Write out all the entries word for word and omit any pictures.

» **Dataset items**
◇ ◇ ◇

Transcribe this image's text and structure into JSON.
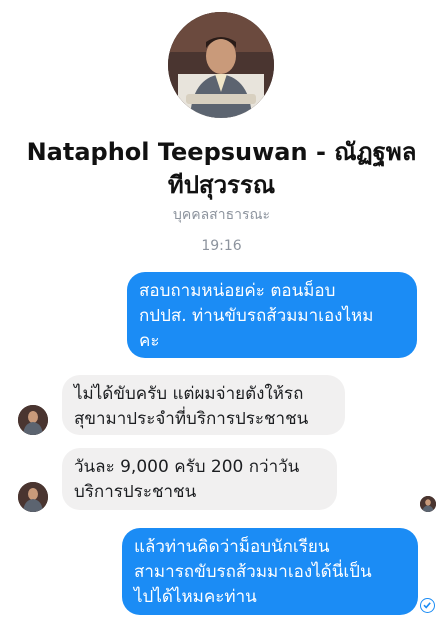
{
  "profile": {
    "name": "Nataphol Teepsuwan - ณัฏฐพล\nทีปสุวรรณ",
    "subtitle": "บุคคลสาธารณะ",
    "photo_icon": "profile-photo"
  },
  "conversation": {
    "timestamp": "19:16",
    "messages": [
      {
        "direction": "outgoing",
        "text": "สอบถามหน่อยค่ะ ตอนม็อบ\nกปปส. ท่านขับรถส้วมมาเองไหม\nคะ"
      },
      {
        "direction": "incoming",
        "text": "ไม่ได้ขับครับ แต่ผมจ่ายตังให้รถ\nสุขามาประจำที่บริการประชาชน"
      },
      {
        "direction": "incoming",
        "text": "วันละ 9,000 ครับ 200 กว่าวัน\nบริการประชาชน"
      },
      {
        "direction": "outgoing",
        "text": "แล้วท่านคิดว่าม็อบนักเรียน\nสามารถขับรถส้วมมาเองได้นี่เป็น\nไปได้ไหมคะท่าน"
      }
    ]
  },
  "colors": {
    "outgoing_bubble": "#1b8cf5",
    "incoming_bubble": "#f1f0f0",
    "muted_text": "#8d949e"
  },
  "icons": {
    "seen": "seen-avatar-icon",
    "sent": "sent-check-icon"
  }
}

◇ ◇ ◇

» **Correct result**
Transcribe this image's text and structure into JSON.
{
  "profile": {
    "name": "Nataphol Teepsuwan - ณัฏฐพล\nทีปสุวรรณ",
    "subtitle": "บุคคลสาธารณะ",
    "photo_icon": "profile-photo"
  },
  "conversation": {
    "timestamp": "19:16",
    "messages": [
      {
        "direction": "outgoing",
        "text": "สอบถามหน่อยค่ะ ตอนม็อบ\nกปปส. ท่านขับรถส้วมมาเองไหม\nคะ"
      },
      {
        "direction": "incoming",
        "text": "ไม่ได้ขับครับ แต่ผมจ่ายตังให้รถ\nสุขามาประจำที่บริการประชาชน"
      },
      {
        "direction": "incoming",
        "text": "วันละ 9,000 ครับ 200 กว่าวัน\nบริการประชาชน"
      },
      {
        "direction": "outgoing",
        "text": "แล้วท่านคิดว่าม็อบนักเรียน\nสามารถขับรถส้วมมาเองได้นี่เป็น\nไปได้ไหมคะท่าน"
      }
    ]
  },
  "colors": {
    "outgoing_bubble": "#1b8cf5",
    "incoming_bubble": "#f1f0f0",
    "muted_text": "#8d949e"
  },
  "icons": {
    "seen": "seen-avatar-icon",
    "sent": "sent-check-icon"
  }
}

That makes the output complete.